[Extracts from a graphics dataset]

## Begin

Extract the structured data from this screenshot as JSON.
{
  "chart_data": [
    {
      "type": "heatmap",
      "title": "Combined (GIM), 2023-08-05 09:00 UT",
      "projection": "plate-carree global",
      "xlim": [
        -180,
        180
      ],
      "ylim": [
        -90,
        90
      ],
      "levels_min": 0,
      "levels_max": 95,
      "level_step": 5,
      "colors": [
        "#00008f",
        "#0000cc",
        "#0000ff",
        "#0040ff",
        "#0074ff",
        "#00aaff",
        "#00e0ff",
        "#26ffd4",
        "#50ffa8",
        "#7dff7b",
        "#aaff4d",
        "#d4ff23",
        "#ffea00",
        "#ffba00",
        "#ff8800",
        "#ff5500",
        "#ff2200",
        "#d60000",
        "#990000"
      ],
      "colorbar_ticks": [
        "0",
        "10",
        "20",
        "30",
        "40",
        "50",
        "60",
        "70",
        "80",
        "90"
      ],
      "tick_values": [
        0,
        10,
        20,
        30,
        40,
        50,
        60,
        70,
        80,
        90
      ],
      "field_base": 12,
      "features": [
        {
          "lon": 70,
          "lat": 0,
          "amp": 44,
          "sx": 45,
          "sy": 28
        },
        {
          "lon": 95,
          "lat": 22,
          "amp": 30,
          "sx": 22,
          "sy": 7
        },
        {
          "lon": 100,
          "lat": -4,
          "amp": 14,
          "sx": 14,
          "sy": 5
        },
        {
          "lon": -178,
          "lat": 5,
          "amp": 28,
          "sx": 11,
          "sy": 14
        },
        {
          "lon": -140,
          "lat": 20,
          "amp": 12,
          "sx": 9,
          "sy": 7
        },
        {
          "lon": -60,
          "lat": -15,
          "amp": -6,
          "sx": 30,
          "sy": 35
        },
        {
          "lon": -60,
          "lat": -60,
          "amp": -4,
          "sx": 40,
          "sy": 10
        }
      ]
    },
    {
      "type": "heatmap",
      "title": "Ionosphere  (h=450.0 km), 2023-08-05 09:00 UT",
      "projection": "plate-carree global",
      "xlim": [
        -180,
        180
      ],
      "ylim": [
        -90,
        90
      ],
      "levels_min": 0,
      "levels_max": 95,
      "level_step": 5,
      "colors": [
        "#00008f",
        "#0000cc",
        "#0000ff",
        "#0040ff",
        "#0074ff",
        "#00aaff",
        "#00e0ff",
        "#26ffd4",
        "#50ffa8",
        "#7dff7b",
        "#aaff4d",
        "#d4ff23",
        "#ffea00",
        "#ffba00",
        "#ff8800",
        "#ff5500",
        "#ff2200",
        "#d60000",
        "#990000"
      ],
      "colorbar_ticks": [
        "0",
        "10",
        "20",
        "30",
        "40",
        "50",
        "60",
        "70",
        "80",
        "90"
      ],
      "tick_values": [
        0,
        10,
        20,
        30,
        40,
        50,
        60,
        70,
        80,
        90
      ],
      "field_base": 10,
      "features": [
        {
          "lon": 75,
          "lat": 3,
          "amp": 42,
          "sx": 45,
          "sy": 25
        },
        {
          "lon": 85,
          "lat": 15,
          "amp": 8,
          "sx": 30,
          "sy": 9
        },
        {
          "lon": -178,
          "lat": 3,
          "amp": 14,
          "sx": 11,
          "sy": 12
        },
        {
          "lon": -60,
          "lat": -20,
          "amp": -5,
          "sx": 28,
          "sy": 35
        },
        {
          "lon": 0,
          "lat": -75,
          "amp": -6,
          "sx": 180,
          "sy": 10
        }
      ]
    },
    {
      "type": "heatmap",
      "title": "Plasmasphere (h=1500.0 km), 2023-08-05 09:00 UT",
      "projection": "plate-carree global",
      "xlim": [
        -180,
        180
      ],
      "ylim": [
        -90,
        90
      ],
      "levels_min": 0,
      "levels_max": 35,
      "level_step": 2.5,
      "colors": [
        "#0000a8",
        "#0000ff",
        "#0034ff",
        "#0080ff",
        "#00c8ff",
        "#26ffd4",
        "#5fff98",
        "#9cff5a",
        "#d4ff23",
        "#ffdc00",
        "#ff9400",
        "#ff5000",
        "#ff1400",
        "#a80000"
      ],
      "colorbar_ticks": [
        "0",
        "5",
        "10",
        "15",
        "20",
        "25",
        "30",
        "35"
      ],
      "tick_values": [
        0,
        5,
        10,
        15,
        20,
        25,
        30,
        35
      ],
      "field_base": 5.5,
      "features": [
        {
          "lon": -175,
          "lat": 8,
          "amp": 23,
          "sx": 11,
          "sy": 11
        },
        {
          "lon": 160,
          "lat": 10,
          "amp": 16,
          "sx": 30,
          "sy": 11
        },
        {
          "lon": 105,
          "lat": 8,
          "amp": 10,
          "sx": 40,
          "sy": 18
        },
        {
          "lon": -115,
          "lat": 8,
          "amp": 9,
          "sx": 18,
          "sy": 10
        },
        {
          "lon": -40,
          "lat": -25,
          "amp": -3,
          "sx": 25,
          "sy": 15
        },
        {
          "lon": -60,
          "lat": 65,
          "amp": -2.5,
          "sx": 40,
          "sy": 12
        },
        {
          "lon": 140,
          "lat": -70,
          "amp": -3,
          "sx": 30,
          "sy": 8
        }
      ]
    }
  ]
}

## End
## Begin

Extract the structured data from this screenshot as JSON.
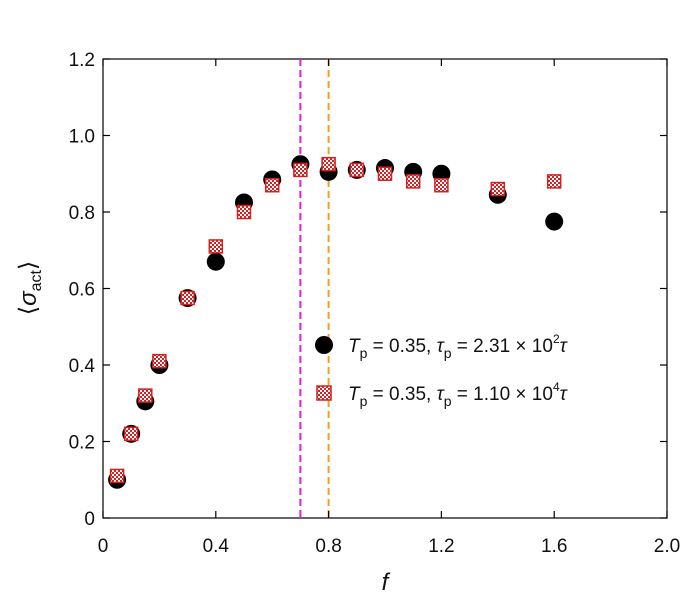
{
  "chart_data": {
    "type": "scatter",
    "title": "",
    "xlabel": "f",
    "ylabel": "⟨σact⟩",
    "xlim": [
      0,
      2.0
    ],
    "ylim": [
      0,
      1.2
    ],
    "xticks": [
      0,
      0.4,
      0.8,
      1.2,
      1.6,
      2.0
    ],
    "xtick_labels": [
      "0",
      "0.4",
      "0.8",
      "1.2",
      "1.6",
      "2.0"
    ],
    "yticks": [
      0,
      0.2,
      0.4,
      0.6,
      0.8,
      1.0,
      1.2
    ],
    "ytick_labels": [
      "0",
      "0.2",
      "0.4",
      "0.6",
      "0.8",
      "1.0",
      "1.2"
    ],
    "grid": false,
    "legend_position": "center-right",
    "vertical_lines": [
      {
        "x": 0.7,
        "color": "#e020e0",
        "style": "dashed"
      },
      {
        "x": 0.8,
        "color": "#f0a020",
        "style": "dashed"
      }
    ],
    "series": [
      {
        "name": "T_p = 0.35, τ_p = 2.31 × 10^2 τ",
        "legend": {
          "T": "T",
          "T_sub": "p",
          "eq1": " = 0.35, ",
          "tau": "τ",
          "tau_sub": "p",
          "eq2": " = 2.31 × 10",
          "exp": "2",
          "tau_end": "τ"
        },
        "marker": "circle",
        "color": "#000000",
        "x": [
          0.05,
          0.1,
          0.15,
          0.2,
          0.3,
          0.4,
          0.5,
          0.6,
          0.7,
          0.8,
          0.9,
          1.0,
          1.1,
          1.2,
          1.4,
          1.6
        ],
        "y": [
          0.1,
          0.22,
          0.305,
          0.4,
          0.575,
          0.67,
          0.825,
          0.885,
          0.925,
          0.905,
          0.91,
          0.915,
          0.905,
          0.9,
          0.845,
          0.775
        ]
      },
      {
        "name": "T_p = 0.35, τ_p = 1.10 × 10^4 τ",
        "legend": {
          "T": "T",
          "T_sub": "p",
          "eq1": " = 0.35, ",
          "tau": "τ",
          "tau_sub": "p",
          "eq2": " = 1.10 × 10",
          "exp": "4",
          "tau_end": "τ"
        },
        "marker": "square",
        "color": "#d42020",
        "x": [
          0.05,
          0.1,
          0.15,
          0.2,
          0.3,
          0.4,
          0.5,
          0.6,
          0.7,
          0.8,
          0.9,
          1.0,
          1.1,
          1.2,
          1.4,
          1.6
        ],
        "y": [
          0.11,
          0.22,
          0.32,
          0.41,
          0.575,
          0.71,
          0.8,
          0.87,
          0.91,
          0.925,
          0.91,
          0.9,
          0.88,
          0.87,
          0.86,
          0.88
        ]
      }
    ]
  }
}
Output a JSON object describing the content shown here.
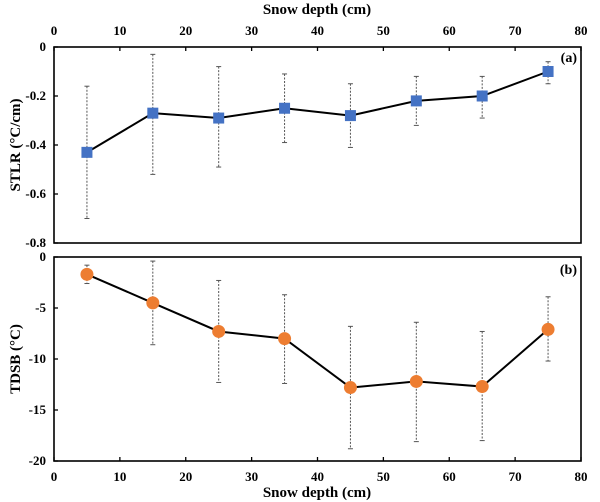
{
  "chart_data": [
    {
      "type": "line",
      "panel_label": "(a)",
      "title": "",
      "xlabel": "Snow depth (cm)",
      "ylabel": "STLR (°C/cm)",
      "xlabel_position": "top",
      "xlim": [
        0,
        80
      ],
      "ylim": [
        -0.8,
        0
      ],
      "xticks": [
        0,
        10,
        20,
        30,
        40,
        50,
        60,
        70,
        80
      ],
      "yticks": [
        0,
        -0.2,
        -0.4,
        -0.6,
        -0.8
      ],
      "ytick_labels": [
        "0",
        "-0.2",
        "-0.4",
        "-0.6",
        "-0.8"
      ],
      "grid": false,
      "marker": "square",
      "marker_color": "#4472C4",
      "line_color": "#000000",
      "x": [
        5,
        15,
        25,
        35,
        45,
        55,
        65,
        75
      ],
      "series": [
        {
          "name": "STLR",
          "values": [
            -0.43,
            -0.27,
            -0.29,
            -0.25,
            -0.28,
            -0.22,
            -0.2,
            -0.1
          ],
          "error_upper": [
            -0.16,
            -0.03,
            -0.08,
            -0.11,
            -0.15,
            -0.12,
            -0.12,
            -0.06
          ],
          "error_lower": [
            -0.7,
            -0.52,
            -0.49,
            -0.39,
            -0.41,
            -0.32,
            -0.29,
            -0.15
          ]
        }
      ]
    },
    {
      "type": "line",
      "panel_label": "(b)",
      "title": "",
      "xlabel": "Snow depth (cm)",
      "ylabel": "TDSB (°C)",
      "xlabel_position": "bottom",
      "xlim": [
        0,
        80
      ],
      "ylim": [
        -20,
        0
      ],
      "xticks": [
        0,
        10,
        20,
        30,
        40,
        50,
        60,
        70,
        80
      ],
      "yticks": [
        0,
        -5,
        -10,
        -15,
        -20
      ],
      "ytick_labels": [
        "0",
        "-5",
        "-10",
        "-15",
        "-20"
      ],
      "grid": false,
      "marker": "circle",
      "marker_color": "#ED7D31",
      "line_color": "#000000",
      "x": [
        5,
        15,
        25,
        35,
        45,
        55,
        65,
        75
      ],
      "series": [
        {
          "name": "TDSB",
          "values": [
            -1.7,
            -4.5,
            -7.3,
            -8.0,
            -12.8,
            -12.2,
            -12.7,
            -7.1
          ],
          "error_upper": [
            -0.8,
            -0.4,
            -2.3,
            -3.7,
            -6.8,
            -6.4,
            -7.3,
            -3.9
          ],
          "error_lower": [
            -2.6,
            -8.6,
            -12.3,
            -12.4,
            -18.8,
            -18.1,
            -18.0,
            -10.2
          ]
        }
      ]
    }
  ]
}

## End

Extract every line of the records above that contains the word "ylabel".

**RESULT:**
    "ylabel": "⟨σact⟩",
      "ylabel": "STLR (°C/cm)",
      "ylabel": "TDSB (°C)",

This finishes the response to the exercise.